■ WHAT YOU WILL DO
Locate the line that contains "Enumerate this screenshot's". Retype it and every line after it to the end of the records, exactly, but not the pictures.

■ SUPPLIED MATERIAL
- - - - -

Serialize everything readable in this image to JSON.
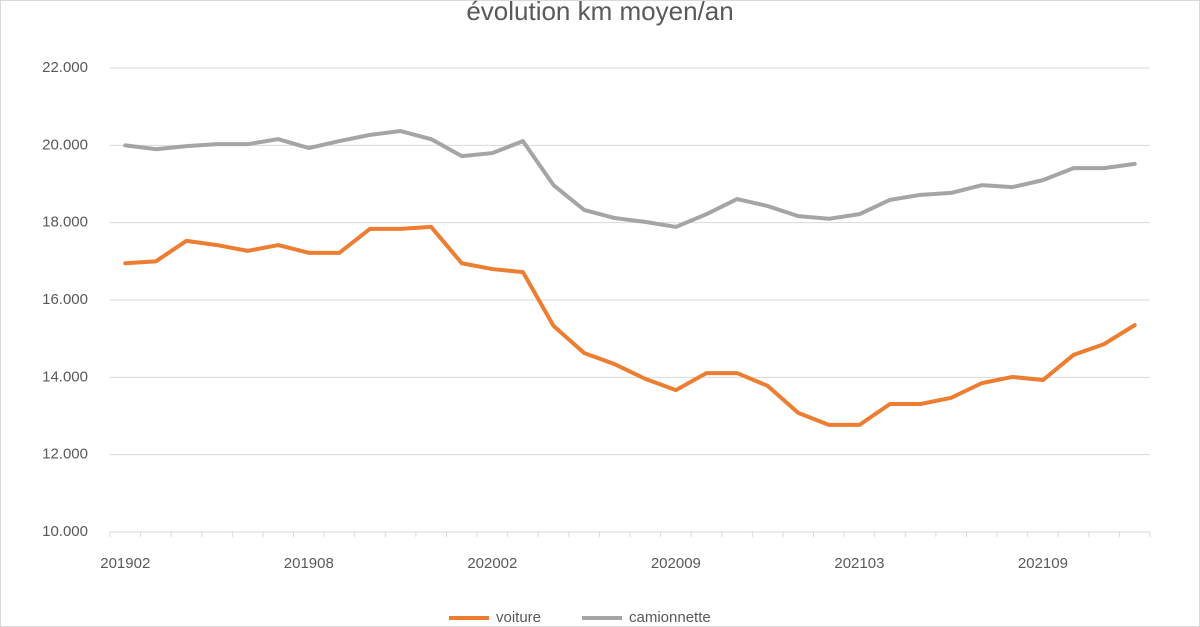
{
  "chart_data": {
    "type": "line",
    "title": "évolution km moyen/an",
    "categories": [
      "201902",
      null,
      null,
      null,
      null,
      null,
      "201908",
      null,
      null,
      null,
      null,
      null,
      "202002",
      null,
      null,
      null,
      null,
      null,
      "202009",
      null,
      null,
      null,
      null,
      null,
      "202103",
      null,
      null,
      null,
      null,
      null,
      "202109",
      null,
      null,
      null
    ],
    "series": [
      {
        "name": "voiture",
        "color": "#ed7d31",
        "values": [
          16950,
          17000,
          17530,
          17420,
          17270,
          17420,
          17220,
          17220,
          17840,
          17840,
          17890,
          16950,
          16800,
          16720,
          15330,
          14630,
          14340,
          13960,
          13670,
          14110,
          14110,
          13780,
          13080,
          12770,
          12770,
          13310,
          13310,
          13470,
          13850,
          14010,
          13930,
          14580,
          14860,
          15350
        ]
      },
      {
        "name": "camionnette",
        "color": "#a5a5a5",
        "values": [
          20000,
          19900,
          19980,
          20030,
          20030,
          20160,
          19930,
          20110,
          20270,
          20370,
          20160,
          19720,
          19800,
          20110,
          18970,
          18330,
          18120,
          18020,
          17890,
          18220,
          18610,
          18430,
          18170,
          18100,
          18220,
          18590,
          18720,
          18770,
          18970,
          18920,
          19100,
          19410,
          19410,
          19520
        ]
      }
    ],
    "ylim": [
      10000,
      22000
    ],
    "yticks": [
      {
        "value": 10000,
        "label": "10.000"
      },
      {
        "value": 12000,
        "label": "12.000"
      },
      {
        "value": 14000,
        "label": "14.000"
      },
      {
        "value": 16000,
        "label": "16.000"
      },
      {
        "value": 18000,
        "label": "18.000"
      },
      {
        "value": 20000,
        "label": "20.000"
      },
      {
        "value": 22000,
        "label": "22.000"
      }
    ],
    "grid": true,
    "legend": "bottom"
  }
}
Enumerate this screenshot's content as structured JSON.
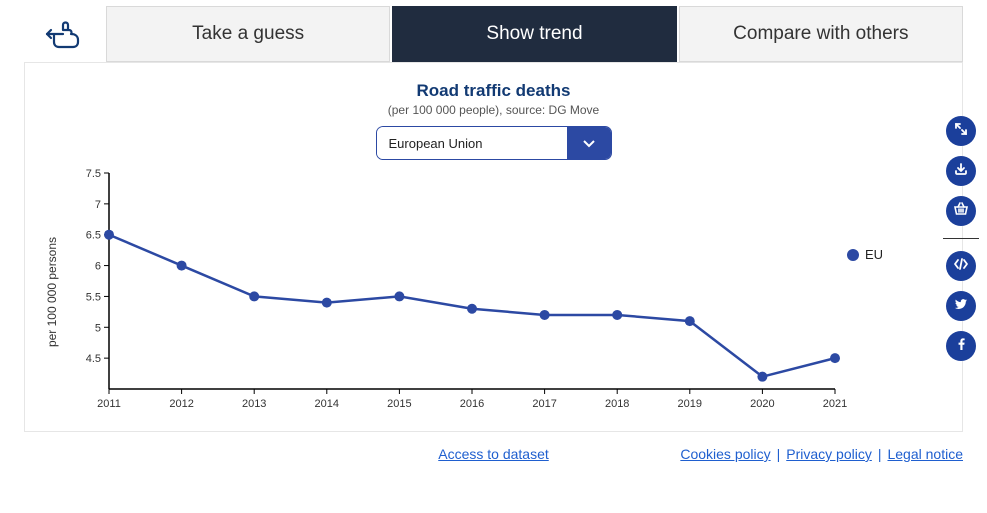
{
  "tabs": {
    "guess": "Take a guess",
    "trend": "Show trend",
    "compare": "Compare with others"
  },
  "chart": {
    "title": "Road traffic deaths",
    "subtitle": "(per 100 000 people), source: DG Move",
    "selector_value": "European Union",
    "yaxis_label": "per 100 000 persons",
    "type": "line",
    "series_label": "EU",
    "series_color": "#2c49a3",
    "marker_radius": 5,
    "line_width": 2.5,
    "axis_color": "#000000",
    "xvalues": [
      "2011",
      "2012",
      "2013",
      "2014",
      "2015",
      "2016",
      "2017",
      "2018",
      "2019",
      "2020",
      "2021"
    ],
    "yvalues": [
      6.5,
      6.0,
      5.5,
      5.4,
      5.5,
      5.3,
      5.2,
      5.2,
      5.1,
      4.2,
      4.5
    ],
    "ylim": [
      4,
      7.5
    ],
    "yticks": [
      4.5,
      5,
      5.5,
      6,
      6.5,
      7,
      7.5
    ]
  },
  "footer": {
    "dataset": "Access to dataset",
    "cookies": "Cookies policy",
    "privacy": "Privacy policy",
    "legal": "Legal notice"
  }
}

- - - - -

■ EXERCISE OUTPUT
Enumerate this screenshot's content as structured JSON.
{
  "tabs": {
    "guess": "Take a guess",
    "trend": "Show trend",
    "compare": "Compare with others"
  },
  "chart": {
    "title": "Road traffic deaths",
    "subtitle": "(per 100 000 people), source: DG Move",
    "selector_value": "European Union",
    "yaxis_label": "per 100 000 persons",
    "type": "line",
    "series_label": "EU",
    "series_color": "#2c49a3",
    "marker_radius": 5,
    "line_width": 2.5,
    "axis_color": "#000000",
    "xvalues": [
      "2011",
      "2012",
      "2013",
      "2014",
      "2015",
      "2016",
      "2017",
      "2018",
      "2019",
      "2020",
      "2021"
    ],
    "yvalues": [
      6.5,
      6.0,
      5.5,
      5.4,
      5.5,
      5.3,
      5.2,
      5.2,
      5.1,
      4.2,
      4.5
    ],
    "ylim": [
      4,
      7.5
    ],
    "yticks": [
      4.5,
      5,
      5.5,
      6,
      6.5,
      7,
      7.5
    ]
  },
  "footer": {
    "dataset": "Access to dataset",
    "cookies": "Cookies policy",
    "privacy": "Privacy policy",
    "legal": "Legal notice"
  }
}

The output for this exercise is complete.